**Prompt:**
All of the records below must be output exactly, with no pictures carried over.

begin

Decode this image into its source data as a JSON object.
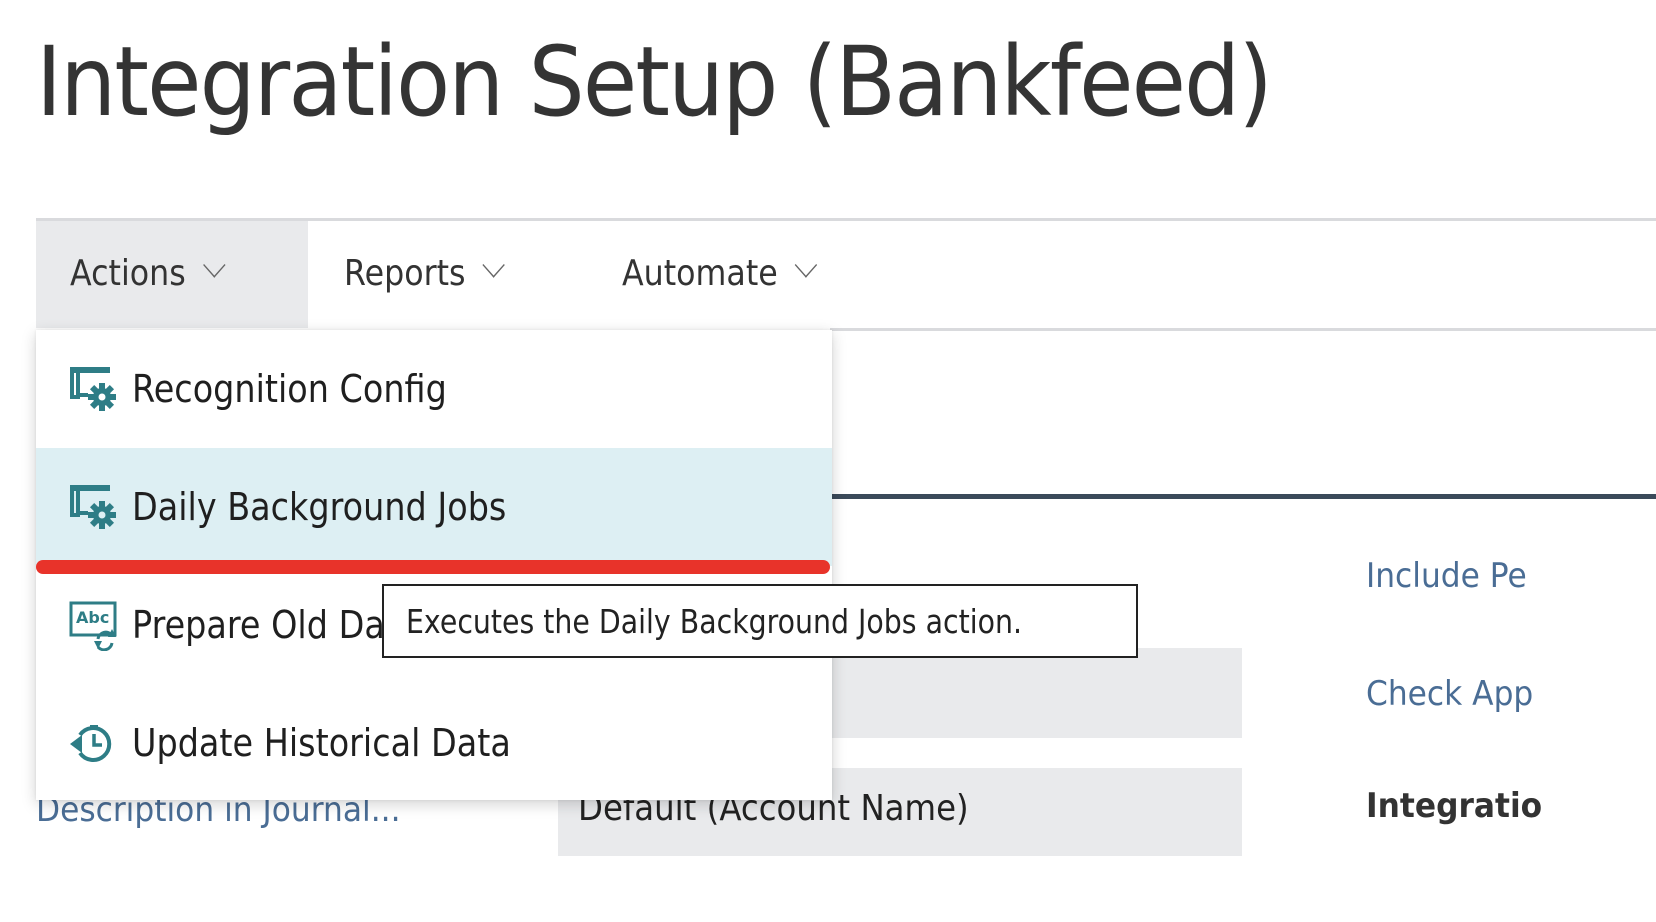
{
  "page": {
    "title": "Integration Setup (Bankfeed)"
  },
  "action_bar": {
    "tabs": [
      {
        "label": "Actions",
        "active": true
      },
      {
        "label": "Reports",
        "active": false
      },
      {
        "label": "Automate",
        "active": false
      }
    ]
  },
  "actions_menu": {
    "items": [
      {
        "label": "Recognition Config",
        "icon": "setup-gear-icon"
      },
      {
        "label": "Daily Background Jobs",
        "icon": "setup-gear-icon",
        "highlighted": true
      },
      {
        "label": "Prepare Old Data",
        "icon": "text-refresh-icon"
      },
      {
        "label": "Update Historical Data",
        "icon": "history-clock-icon"
      }
    ]
  },
  "tooltip": {
    "text": "Executes the Daily Background Jobs action."
  },
  "form": {
    "fields_left": [
      {
        "label": "Description in Journal...",
        "value": "Default (Account Name)"
      }
    ],
    "fields_right": [
      {
        "label": "Include Pe"
      },
      {
        "label": "Check App"
      }
    ],
    "group_caption": "Integratio"
  },
  "colors": {
    "accent_icon": "#2e7d86",
    "hover_row": "#ddeff3",
    "highlight_underline": "#e8332a",
    "field_label": "#4a6d95"
  }
}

end

**Expected answer:**
Decode this image into its source data as a JSON object.
{
  "page": {
    "title": "Integration Setup (Bankfeed)"
  },
  "action_bar": {
    "tabs": [
      {
        "label": "Actions",
        "active": true
      },
      {
        "label": "Reports",
        "active": false
      },
      {
        "label": "Automate",
        "active": false
      }
    ]
  },
  "actions_menu": {
    "items": [
      {
        "label": "Recognition Config",
        "icon": "setup-gear-icon"
      },
      {
        "label": "Daily Background Jobs",
        "icon": "setup-gear-icon",
        "highlighted": true
      },
      {
        "label": "Prepare Old Data",
        "icon": "text-refresh-icon"
      },
      {
        "label": "Update Historical Data",
        "icon": "history-clock-icon"
      }
    ]
  },
  "tooltip": {
    "text": "Executes the Daily Background Jobs action."
  },
  "form": {
    "fields_left": [
      {
        "label": "Description in Journal...",
        "value": "Default (Account Name)"
      }
    ],
    "fields_right": [
      {
        "label": "Include Pe"
      },
      {
        "label": "Check App"
      }
    ],
    "group_caption": "Integratio"
  },
  "colors": {
    "accent_icon": "#2e7d86",
    "hover_row": "#ddeff3",
    "highlight_underline": "#e8332a",
    "field_label": "#4a6d95"
  }
}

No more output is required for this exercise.